## start
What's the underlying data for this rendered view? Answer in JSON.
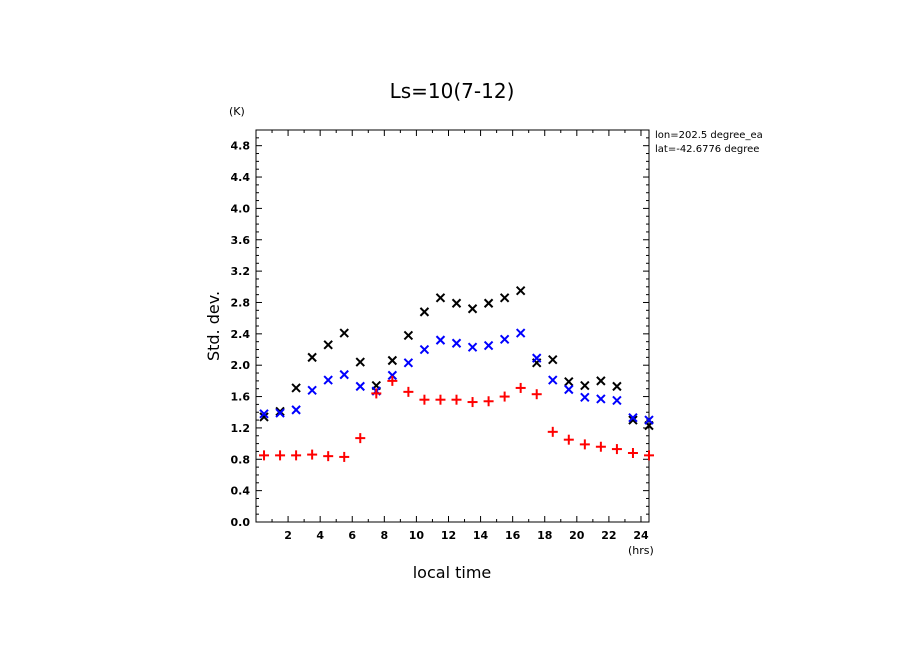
{
  "chart_data": {
    "type": "scatter",
    "title": "Ls=10(7-12)",
    "xlabel": "local time",
    "ylabel": "Std. dev.",
    "x_unit": "(hrs)",
    "y_unit": "(K)",
    "xlim": [
      0,
      24.5
    ],
    "ylim": [
      0,
      5.0
    ],
    "xticks": [
      2,
      4,
      6,
      8,
      10,
      12,
      14,
      16,
      18,
      20,
      22,
      24
    ],
    "yticks": [
      0.0,
      0.4,
      0.8,
      1.2,
      1.6,
      2.0,
      2.4,
      2.8,
      3.2,
      3.6,
      4.0,
      4.4,
      4.8
    ],
    "ytick_labels": [
      "0.0",
      "0.4",
      "0.8",
      "1.2",
      "1.6",
      "2.0",
      "2.4",
      "2.8",
      "3.2",
      "3.6",
      "4.0",
      "4.4",
      "4.8"
    ],
    "x": [
      0.5,
      1.5,
      2.5,
      3.5,
      4.5,
      5.5,
      6.5,
      7.5,
      8.5,
      9.5,
      10.5,
      11.5,
      12.5,
      13.5,
      14.5,
      15.5,
      16.5,
      17.5,
      18.5,
      19.5,
      20.5,
      21.5,
      22.5,
      23.5,
      24.5
    ],
    "series": [
      {
        "color": "#000000",
        "marker": "x",
        "values": [
          1.34,
          1.41,
          1.71,
          2.1,
          2.26,
          2.41,
          2.04,
          1.74,
          2.06,
          2.38,
          2.68,
          2.86,
          2.79,
          2.72,
          2.79,
          2.86,
          2.95,
          2.03,
          2.07,
          1.79,
          1.74,
          1.8,
          1.73,
          1.3,
          1.23
        ]
      },
      {
        "color": "#0000ff",
        "marker": "x",
        "values": [
          1.38,
          1.39,
          1.43,
          1.68,
          1.81,
          1.88,
          1.73,
          1.67,
          1.87,
          2.03,
          2.2,
          2.32,
          2.28,
          2.23,
          2.25,
          2.33,
          2.41,
          2.09,
          1.81,
          1.69,
          1.59,
          1.57,
          1.55,
          1.33,
          1.3
        ]
      },
      {
        "color": "#ff0000",
        "marker": "+",
        "values": [
          0.85,
          0.85,
          0.85,
          0.86,
          0.84,
          0.83,
          1.07,
          1.64,
          1.8,
          1.66,
          1.56,
          1.56,
          1.56,
          1.53,
          1.54,
          1.6,
          1.71,
          1.63,
          1.15,
          1.05,
          0.99,
          0.96,
          0.93,
          0.88,
          0.85
        ]
      }
    ],
    "annotations": [
      "lon=202.5 degree_ea",
      "lat=-42.6776 degree"
    ],
    "grid": false,
    "legend": "none"
  }
}
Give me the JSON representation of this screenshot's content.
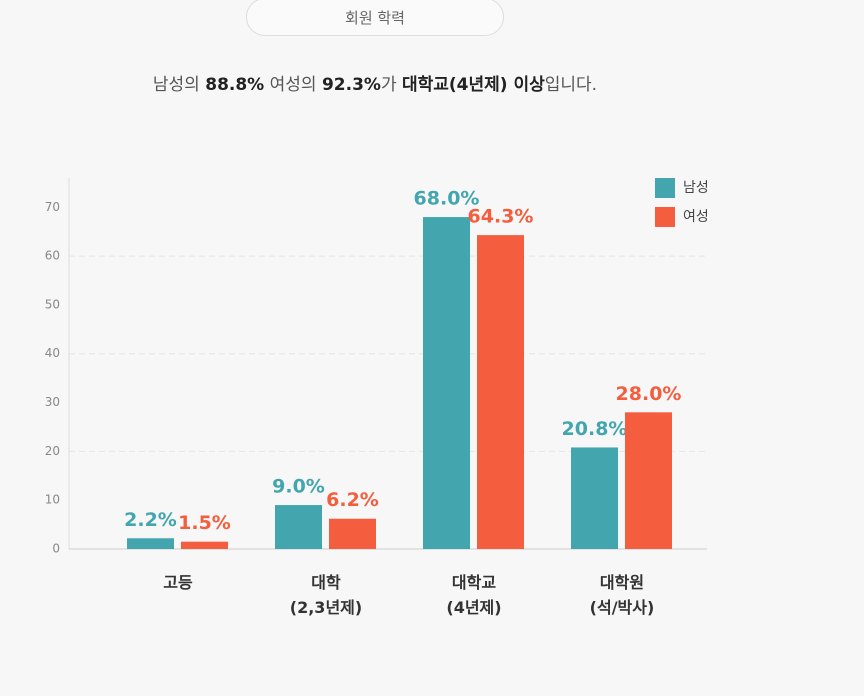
{
  "tab": "회원 학력",
  "subtitle": [
    {
      "text": "남성의 ",
      "bold": false
    },
    {
      "text": "88.8%",
      "bold": true
    },
    {
      "text": " 여성의 ",
      "bold": false
    },
    {
      "text": "92.3%",
      "bold": true
    },
    {
      "text": "가 ",
      "bold": false
    },
    {
      "text": "대학교(4년제) 이상",
      "bold": true
    },
    {
      "text": "입니다.",
      "bold": false
    }
  ],
  "chart_data": {
    "type": "bar",
    "categories": [
      "고등",
      "대학\n(2,3년제)",
      "대학교\n(4년제)",
      "대학원\n(석/박사)"
    ],
    "series": [
      {
        "name": "남성",
        "color": "#43a5ae",
        "values": [
          2.2,
          9.0,
          68.0,
          20.8
        ],
        "value_labels": [
          "2.2%",
          "9.0%",
          "68.0%",
          "20.8%"
        ]
      },
      {
        "name": "여성",
        "color": "#f45d3e",
        "values": [
          1.5,
          6.2,
          64.3,
          28.0
        ],
        "value_labels": [
          "1.5%",
          "6.2%",
          "64.3%",
          "28.0%"
        ]
      }
    ],
    "ylim": [
      0,
      76
    ],
    "yticks": [
      0,
      10,
      20,
      30,
      40,
      50,
      60,
      70
    ],
    "grid": true,
    "legend": "top-right"
  }
}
## end
### [SET EXERCISE]
Print out the lines exactly, skipping any picture.

### [EXPECTED ANSWER]
What's the underlying data for this rendered view? Answer in JSON.
{
  "chart_data": {
    "type": "scatter",
    "title": "Ls=10(7-12)",
    "xlabel": "local time",
    "ylabel": "Std. dev.",
    "x_unit": "(hrs)",
    "y_unit": "(K)",
    "xlim": [
      0,
      24.5
    ],
    "ylim": [
      0,
      5.0
    ],
    "xticks": [
      2,
      4,
      6,
      8,
      10,
      12,
      14,
      16,
      18,
      20,
      22,
      24
    ],
    "yticks": [
      0.0,
      0.4,
      0.8,
      1.2,
      1.6,
      2.0,
      2.4,
      2.8,
      3.2,
      3.6,
      4.0,
      4.4,
      4.8
    ],
    "ytick_labels": [
      "0.0",
      "0.4",
      "0.8",
      "1.2",
      "1.6",
      "2.0",
      "2.4",
      "2.8",
      "3.2",
      "3.6",
      "4.0",
      "4.4",
      "4.8"
    ],
    "x": [
      0.5,
      1.5,
      2.5,
      3.5,
      4.5,
      5.5,
      6.5,
      7.5,
      8.5,
      9.5,
      10.5,
      11.5,
      12.5,
      13.5,
      14.5,
      15.5,
      16.5,
      17.5,
      18.5,
      19.5,
      20.5,
      21.5,
      22.5,
      23.5,
      24.5
    ],
    "series": [
      {
        "color": "#000000",
        "marker": "x",
        "values": [
          1.34,
          1.41,
          1.71,
          2.1,
          2.26,
          2.41,
          2.04,
          1.74,
          2.06,
          2.38,
          2.68,
          2.86,
          2.79,
          2.72,
          2.79,
          2.86,
          2.95,
          2.03,
          2.07,
          1.79,
          1.74,
          1.8,
          1.73,
          1.3,
          1.23
        ]
      },
      {
        "color": "#0000ff",
        "marker": "x",
        "values": [
          1.38,
          1.39,
          1.43,
          1.68,
          1.81,
          1.88,
          1.73,
          1.67,
          1.87,
          2.03,
          2.2,
          2.32,
          2.28,
          2.23,
          2.25,
          2.33,
          2.41,
          2.09,
          1.81,
          1.69,
          1.59,
          1.57,
          1.55,
          1.33,
          1.3
        ]
      },
      {
        "color": "#ff0000",
        "marker": "+",
        "values": [
          0.85,
          0.85,
          0.85,
          0.86,
          0.84,
          0.83,
          1.07,
          1.64,
          1.8,
          1.66,
          1.56,
          1.56,
          1.56,
          1.53,
          1.54,
          1.6,
          1.71,
          1.63,
          1.15,
          1.05,
          0.99,
          0.96,
          0.93,
          0.88,
          0.85
        ]
      }
    ],
    "annotations": [
      "lon=202.5 degree_ea",
      "lat=-42.6776 degree"
    ],
    "grid": false,
    "legend": "none"
  }
}
Give me the JSON representation of this screenshot's content.
{
  "tab": "회원 학력",
  "subtitle": [
    {
      "text": "남성의 ",
      "bold": false
    },
    {
      "text": "88.8%",
      "bold": true
    },
    {
      "text": " 여성의 ",
      "bold": false
    },
    {
      "text": "92.3%",
      "bold": true
    },
    {
      "text": "가 ",
      "bold": false
    },
    {
      "text": "대학교(4년제) 이상",
      "bold": true
    },
    {
      "text": "입니다.",
      "bold": false
    }
  ],
  "chart_data": {
    "type": "bar",
    "categories": [
      "고등",
      "대학\n(2,3년제)",
      "대학교\n(4년제)",
      "대학원\n(석/박사)"
    ],
    "series": [
      {
        "name": "남성",
        "color": "#43a5ae",
        "values": [
          2.2,
          9.0,
          68.0,
          20.8
        ],
        "value_labels": [
          "2.2%",
          "9.0%",
          "68.0%",
          "20.8%"
        ]
      },
      {
        "name": "여성",
        "color": "#f45d3e",
        "values": [
          1.5,
          6.2,
          64.3,
          28.0
        ],
        "value_labels": [
          "1.5%",
          "6.2%",
          "64.3%",
          "28.0%"
        ]
      }
    ],
    "ylim": [
      0,
      76
    ],
    "yticks": [
      0,
      10,
      20,
      30,
      40,
      50,
      60,
      70
    ],
    "grid": true,
    "legend": "top-right"
  }
}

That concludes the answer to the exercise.